Goal -> Give the count of lines containing the string "семьи", with no other output.

(Lines of data)
● ● ● ●

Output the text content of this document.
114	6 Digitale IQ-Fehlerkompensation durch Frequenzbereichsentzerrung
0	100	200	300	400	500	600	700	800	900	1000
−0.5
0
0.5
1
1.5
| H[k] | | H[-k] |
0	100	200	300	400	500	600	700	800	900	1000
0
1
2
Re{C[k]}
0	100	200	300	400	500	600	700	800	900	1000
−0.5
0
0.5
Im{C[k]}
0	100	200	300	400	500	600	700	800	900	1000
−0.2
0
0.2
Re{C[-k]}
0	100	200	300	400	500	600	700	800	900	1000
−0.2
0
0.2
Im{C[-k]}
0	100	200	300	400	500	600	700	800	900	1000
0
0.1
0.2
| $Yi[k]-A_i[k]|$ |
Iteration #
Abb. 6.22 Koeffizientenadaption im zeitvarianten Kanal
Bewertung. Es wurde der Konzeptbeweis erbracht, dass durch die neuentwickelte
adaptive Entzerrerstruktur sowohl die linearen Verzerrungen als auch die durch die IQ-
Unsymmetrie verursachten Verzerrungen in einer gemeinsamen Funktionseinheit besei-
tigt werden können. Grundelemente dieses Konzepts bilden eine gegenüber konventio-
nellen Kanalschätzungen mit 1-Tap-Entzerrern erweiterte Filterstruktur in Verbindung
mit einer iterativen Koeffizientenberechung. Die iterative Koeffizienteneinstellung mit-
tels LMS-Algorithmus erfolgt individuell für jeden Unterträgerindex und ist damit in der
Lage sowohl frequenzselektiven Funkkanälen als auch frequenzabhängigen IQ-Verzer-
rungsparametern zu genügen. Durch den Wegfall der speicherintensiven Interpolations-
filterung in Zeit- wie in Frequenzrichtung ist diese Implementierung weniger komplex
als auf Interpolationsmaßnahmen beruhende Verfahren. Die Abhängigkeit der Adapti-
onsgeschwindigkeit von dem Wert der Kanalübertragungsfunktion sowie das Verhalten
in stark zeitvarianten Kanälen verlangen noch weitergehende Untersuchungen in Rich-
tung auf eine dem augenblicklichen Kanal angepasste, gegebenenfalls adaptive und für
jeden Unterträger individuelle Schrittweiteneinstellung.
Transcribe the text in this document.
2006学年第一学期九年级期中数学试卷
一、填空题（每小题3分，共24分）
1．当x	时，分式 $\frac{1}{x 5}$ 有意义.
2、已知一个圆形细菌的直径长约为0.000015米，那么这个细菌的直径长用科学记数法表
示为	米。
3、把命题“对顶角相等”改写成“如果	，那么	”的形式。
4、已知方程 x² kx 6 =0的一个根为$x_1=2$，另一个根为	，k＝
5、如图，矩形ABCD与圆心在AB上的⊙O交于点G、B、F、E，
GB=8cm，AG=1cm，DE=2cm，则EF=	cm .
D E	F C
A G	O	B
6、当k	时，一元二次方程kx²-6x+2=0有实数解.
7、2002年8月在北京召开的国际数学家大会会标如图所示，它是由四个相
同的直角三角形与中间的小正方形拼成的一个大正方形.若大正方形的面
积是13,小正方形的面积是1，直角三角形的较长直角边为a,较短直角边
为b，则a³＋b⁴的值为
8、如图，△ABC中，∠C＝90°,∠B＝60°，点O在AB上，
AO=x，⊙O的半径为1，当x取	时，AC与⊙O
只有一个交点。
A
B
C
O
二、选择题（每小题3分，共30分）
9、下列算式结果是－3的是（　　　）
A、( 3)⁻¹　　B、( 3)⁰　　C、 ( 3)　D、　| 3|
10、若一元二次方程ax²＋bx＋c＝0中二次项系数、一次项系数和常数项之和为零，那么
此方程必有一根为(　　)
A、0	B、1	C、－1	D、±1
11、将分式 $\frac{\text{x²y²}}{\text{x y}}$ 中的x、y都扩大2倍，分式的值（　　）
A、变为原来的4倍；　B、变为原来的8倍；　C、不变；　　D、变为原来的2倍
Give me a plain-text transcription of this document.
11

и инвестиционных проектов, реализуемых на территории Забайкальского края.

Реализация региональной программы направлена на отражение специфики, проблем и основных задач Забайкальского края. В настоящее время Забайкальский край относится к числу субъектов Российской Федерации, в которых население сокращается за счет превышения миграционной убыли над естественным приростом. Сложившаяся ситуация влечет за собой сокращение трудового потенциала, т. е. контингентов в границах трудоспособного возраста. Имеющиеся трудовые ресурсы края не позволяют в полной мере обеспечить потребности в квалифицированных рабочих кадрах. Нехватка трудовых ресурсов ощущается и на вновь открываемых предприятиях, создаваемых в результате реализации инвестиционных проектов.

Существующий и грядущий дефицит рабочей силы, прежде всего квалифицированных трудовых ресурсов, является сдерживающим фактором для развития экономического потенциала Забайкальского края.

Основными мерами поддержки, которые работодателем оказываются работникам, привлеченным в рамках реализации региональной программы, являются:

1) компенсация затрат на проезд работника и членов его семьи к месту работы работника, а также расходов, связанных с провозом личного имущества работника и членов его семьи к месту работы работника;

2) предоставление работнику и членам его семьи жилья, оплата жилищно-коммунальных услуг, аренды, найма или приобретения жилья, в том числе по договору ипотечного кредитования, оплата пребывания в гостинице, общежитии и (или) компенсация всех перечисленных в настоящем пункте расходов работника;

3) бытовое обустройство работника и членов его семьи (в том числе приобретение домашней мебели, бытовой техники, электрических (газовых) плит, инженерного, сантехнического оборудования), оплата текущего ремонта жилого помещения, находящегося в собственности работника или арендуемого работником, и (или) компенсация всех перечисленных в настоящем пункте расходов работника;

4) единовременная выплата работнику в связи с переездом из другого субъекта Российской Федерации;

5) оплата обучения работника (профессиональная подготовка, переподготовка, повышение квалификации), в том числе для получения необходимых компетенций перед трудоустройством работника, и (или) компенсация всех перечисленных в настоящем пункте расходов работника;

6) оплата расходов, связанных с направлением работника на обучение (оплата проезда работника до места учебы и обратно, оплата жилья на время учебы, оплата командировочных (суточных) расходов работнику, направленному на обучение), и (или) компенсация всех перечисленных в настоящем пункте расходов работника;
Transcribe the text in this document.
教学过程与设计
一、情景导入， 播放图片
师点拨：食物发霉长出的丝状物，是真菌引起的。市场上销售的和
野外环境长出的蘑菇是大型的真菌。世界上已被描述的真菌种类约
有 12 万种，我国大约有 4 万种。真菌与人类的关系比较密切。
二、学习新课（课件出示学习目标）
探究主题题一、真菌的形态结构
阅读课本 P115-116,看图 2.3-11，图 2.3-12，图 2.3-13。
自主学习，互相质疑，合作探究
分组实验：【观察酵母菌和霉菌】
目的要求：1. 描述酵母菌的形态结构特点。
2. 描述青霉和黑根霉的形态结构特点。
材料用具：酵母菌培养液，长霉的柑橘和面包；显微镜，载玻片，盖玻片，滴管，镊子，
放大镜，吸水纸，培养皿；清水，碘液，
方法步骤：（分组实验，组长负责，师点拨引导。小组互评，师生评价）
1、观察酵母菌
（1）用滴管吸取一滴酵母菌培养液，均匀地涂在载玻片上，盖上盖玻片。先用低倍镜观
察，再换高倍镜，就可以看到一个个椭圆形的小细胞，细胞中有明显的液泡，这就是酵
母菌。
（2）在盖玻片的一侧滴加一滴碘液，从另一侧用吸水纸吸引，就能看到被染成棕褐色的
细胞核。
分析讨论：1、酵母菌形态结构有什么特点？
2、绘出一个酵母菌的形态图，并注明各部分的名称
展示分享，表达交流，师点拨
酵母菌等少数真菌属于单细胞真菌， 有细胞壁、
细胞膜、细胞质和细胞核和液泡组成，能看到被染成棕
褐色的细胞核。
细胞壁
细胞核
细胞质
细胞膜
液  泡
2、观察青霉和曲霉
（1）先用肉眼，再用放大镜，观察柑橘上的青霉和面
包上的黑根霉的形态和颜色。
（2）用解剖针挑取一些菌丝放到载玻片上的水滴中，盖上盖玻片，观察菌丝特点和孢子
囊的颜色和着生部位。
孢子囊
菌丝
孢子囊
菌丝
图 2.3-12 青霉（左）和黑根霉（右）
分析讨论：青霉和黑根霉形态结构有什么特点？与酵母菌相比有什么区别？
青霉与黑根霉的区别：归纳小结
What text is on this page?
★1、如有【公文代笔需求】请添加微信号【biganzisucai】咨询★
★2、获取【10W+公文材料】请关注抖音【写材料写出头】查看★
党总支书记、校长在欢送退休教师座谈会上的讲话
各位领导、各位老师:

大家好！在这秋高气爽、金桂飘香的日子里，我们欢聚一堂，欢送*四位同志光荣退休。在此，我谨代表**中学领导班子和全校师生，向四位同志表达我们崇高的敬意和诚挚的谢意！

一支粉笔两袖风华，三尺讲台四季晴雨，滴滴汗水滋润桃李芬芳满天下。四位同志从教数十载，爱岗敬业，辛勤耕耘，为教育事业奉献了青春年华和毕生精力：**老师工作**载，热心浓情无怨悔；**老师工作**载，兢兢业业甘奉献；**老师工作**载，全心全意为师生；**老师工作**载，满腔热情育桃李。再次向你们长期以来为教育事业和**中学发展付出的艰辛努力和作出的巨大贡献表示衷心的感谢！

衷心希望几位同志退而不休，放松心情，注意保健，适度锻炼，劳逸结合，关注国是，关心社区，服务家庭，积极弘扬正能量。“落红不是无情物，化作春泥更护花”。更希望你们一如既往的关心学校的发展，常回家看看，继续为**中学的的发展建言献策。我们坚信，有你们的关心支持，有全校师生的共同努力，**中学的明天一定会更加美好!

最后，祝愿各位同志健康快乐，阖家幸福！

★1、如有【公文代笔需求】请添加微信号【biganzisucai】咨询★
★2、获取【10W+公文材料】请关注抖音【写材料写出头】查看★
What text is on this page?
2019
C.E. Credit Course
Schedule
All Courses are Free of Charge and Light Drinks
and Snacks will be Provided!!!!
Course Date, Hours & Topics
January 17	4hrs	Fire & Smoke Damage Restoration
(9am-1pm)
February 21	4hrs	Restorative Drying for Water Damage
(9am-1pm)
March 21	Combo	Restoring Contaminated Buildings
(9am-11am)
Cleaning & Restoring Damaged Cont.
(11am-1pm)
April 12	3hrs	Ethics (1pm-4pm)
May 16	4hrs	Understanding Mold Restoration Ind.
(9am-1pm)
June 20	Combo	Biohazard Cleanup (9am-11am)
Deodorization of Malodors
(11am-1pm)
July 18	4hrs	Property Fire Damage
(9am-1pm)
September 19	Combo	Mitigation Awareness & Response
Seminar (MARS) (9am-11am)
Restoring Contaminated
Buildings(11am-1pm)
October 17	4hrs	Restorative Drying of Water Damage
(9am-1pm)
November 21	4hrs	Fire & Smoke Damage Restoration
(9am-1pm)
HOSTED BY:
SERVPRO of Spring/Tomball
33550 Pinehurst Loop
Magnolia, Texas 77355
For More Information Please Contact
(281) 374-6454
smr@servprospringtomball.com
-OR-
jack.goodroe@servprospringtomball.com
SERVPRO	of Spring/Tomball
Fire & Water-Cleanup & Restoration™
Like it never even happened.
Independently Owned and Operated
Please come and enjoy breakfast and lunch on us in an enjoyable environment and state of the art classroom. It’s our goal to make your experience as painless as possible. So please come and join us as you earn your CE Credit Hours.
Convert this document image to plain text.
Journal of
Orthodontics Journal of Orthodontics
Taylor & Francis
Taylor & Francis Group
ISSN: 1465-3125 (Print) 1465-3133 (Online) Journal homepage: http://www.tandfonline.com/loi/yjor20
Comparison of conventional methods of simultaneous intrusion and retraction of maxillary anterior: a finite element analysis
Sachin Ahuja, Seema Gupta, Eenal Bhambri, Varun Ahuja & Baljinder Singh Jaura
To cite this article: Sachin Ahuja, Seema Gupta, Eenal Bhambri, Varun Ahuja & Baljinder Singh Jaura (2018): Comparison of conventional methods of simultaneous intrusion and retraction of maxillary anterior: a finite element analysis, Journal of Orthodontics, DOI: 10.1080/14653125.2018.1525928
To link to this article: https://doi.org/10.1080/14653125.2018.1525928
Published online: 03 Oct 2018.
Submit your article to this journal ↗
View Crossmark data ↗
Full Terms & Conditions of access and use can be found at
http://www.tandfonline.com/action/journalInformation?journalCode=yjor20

● ● ● ●

Result -> 3